*DIRECTIONS*
Please find all lines in the data that hold the string "услуг" and copy them.

*ROWS*
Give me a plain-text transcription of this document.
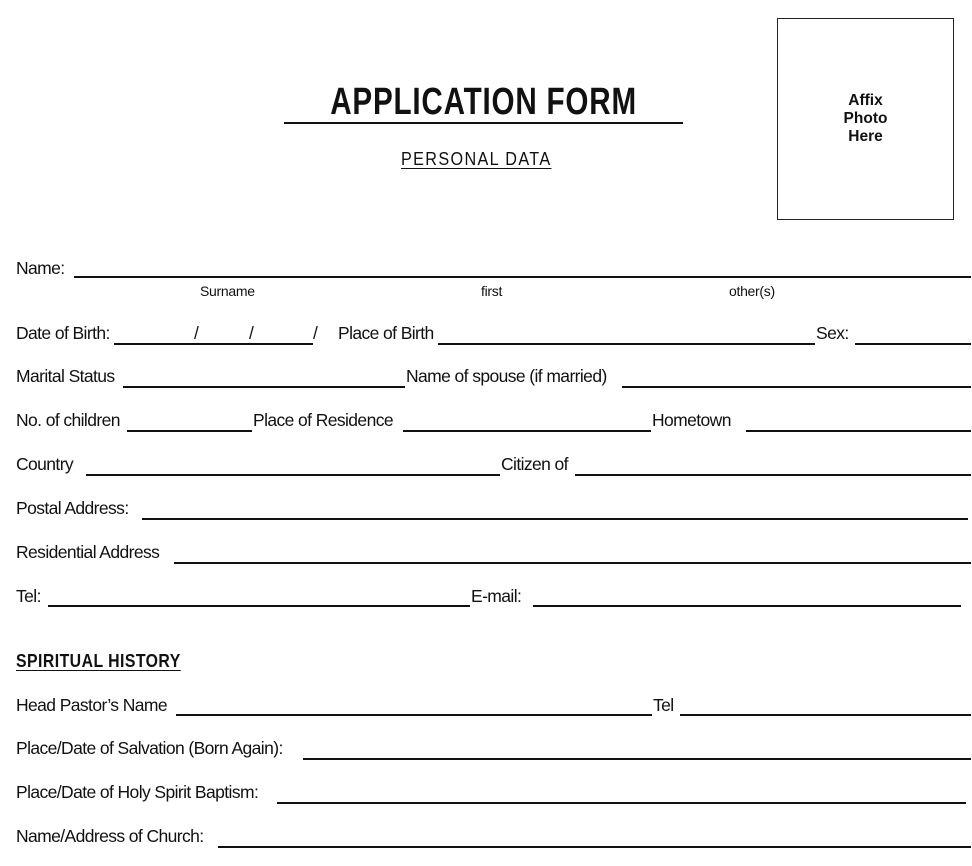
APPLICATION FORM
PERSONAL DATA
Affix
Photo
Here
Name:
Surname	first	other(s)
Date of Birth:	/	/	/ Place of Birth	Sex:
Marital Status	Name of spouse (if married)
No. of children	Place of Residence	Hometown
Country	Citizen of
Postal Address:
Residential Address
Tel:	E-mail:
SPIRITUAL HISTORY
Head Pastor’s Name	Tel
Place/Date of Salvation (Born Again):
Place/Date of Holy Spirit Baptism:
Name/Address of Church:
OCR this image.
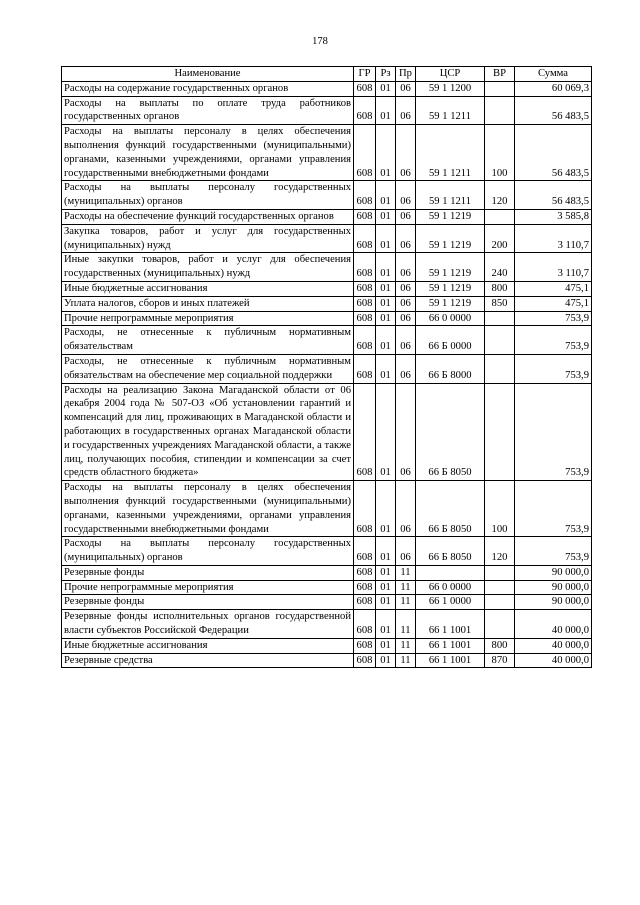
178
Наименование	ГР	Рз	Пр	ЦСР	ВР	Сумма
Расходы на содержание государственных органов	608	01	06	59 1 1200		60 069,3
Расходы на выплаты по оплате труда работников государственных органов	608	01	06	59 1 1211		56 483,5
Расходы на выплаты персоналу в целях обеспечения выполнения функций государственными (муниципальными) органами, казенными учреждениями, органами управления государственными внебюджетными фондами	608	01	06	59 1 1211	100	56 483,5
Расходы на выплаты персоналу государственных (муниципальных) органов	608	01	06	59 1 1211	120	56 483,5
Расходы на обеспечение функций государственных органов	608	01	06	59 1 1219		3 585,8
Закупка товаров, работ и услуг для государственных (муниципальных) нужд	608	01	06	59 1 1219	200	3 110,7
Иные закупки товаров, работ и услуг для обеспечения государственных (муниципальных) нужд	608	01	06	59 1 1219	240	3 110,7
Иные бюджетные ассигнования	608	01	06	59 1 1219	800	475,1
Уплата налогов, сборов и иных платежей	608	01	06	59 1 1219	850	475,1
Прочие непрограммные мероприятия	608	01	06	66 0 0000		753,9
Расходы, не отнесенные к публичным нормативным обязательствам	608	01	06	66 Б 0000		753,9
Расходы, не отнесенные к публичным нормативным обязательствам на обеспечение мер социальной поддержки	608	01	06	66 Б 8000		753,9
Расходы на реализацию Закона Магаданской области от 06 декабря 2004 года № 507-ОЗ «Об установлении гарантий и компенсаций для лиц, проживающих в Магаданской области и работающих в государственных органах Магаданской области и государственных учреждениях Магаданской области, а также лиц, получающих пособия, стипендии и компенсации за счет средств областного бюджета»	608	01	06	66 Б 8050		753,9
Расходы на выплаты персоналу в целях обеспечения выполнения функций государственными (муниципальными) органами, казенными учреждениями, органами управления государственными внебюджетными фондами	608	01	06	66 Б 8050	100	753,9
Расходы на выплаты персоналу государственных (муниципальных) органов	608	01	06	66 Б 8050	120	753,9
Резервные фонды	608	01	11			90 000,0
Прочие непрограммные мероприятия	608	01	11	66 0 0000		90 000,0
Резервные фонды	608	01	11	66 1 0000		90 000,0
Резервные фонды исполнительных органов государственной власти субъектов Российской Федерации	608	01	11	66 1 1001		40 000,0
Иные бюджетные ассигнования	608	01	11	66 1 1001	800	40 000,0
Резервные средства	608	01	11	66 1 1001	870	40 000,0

--

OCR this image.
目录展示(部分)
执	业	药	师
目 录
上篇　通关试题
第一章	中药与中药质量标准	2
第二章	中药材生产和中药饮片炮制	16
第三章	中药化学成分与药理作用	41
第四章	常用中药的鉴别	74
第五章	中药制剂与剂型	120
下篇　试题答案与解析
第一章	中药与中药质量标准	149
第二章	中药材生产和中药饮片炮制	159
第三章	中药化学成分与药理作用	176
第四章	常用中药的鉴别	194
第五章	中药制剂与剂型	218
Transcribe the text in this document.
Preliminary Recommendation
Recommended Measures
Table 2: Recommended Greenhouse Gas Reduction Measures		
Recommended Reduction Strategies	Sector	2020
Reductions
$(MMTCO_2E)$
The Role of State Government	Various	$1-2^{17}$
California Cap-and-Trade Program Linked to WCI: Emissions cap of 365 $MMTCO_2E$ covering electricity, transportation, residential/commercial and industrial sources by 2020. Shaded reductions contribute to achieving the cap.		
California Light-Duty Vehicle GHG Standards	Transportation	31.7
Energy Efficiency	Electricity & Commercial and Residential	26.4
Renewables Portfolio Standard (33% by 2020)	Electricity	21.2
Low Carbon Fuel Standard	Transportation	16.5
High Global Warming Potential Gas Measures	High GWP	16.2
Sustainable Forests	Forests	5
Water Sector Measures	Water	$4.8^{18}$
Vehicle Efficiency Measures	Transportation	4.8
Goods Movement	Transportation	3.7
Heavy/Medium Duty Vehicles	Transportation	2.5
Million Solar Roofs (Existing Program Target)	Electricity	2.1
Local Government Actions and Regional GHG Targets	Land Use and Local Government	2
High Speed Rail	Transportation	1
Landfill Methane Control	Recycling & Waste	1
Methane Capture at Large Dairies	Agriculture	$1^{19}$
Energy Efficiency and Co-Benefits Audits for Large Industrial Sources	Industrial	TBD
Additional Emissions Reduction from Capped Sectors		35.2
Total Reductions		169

---

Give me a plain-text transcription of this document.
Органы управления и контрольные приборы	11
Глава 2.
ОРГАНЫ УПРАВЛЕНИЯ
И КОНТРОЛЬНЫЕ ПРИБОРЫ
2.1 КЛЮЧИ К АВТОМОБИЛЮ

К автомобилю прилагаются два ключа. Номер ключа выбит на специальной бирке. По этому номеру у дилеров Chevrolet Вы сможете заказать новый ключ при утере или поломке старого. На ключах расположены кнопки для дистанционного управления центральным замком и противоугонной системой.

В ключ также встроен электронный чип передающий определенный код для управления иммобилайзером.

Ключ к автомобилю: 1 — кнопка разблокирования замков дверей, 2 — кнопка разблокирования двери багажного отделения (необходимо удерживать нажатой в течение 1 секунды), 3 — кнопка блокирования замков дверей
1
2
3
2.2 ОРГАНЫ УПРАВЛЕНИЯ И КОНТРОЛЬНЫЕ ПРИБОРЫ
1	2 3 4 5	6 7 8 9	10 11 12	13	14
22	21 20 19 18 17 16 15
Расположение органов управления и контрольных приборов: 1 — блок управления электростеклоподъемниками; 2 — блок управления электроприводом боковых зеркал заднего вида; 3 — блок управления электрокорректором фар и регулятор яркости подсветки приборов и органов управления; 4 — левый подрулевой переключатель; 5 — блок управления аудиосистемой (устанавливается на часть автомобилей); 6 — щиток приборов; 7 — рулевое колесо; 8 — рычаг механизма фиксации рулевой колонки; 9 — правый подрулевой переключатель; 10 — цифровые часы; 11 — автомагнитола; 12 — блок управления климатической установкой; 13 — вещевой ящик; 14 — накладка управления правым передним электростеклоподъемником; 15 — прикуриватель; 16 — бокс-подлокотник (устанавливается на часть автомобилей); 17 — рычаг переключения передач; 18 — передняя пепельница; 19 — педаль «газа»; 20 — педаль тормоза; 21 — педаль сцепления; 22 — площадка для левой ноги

*REPLY*
Закупка товаров, работ и услуг для государственных (муниципальных) нужд	608	01	06	59 1 1219	200	3 110,7
Иные закупки товаров, работ и услуг для обеспечения государственных (муниципальных) нужд	608	01	06	59 1 1219	240	3 110,7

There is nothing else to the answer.